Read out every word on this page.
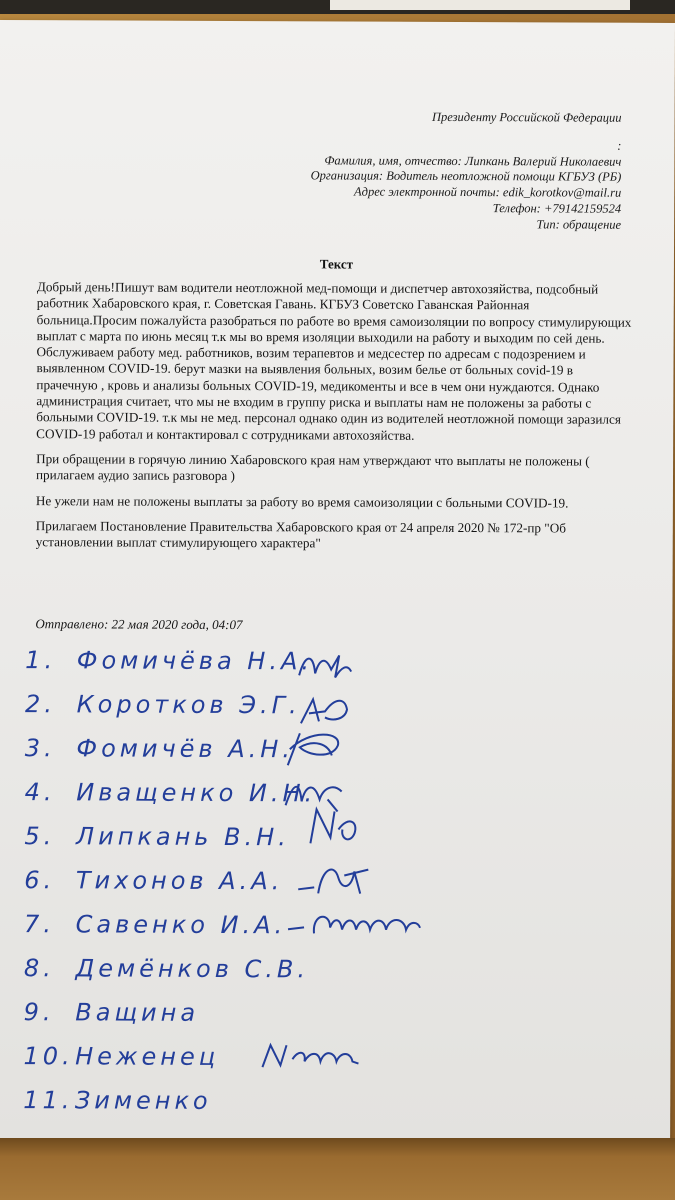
Президенту Российской Федерации
:
Фамилия, имя, отчество: Липкань Валерий Николаевич
Организация: Водитель неотложной помощи КГБУЗ (РБ)
Адрес электронной почты: edik_korotkov@mail.ru
Телефон: +79142159524
Тип: обращение
Текст

Добрый день!Пишут вам водители неотложной мед-помощи и диспетчер автохозяйства, подсобный работник Хабаровского края, г. Советская Гавань. КГБУЗ Советско Гаванская Районная больница.Просим пожалуйста разобраться по работе во время самоизоляции по вопросу стимулирующих выплат с марта по июнь месяц т.к мы во время изоляции выходили на работу и выходим по сей день. Обслуживаем работу мед. работников, возим терапевтов и медсестер по адресам с подозрением и выявленном COVID-19. берут мазки на выявления больных, возим белье от больных covid-19 в прачечную , кровь и анализы больных COVID-19, медикоменты и все в чем они нуждаются. Однако администрация считает, что мы не входим в группу риска и выплаты нам не положены за работы с больными COVID-19. т.к мы не мед. персонал однако один из водителей неотложной помощи заразился COVID-19 работал и контактировал с сотрудниками автохозяйства.

При обращении в горячую линию Хабаровского края нам утверждают что выплаты не положены ( прилагаем аудио запись разговора )

Не ужели нам не положены выплаты за работу во время самоизоляции с больными COVID-19.

Прилагаем Постановление Правительства Хабаровского края от 24 апреля 2020 № 172-пр "Об установлении выплат стимулирующего характера"

Отправлено: 22 мая 2020 года, 04:07
1. Фомичёва Н.А.
2. Коротков Э.Г.
3. Фомичёв А.Н.
4. Иващенко И.Н.
5. Липкань В.Н.
6. Тихонов А.А.
7. Савенко И.А.
8. Демёнков С.В.
9. Ващина
10. Неженец
11. Зименко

# Your objective:
Of all the lines in the data above, state how many include "Липкань". Say only the number.

# Full solution:
2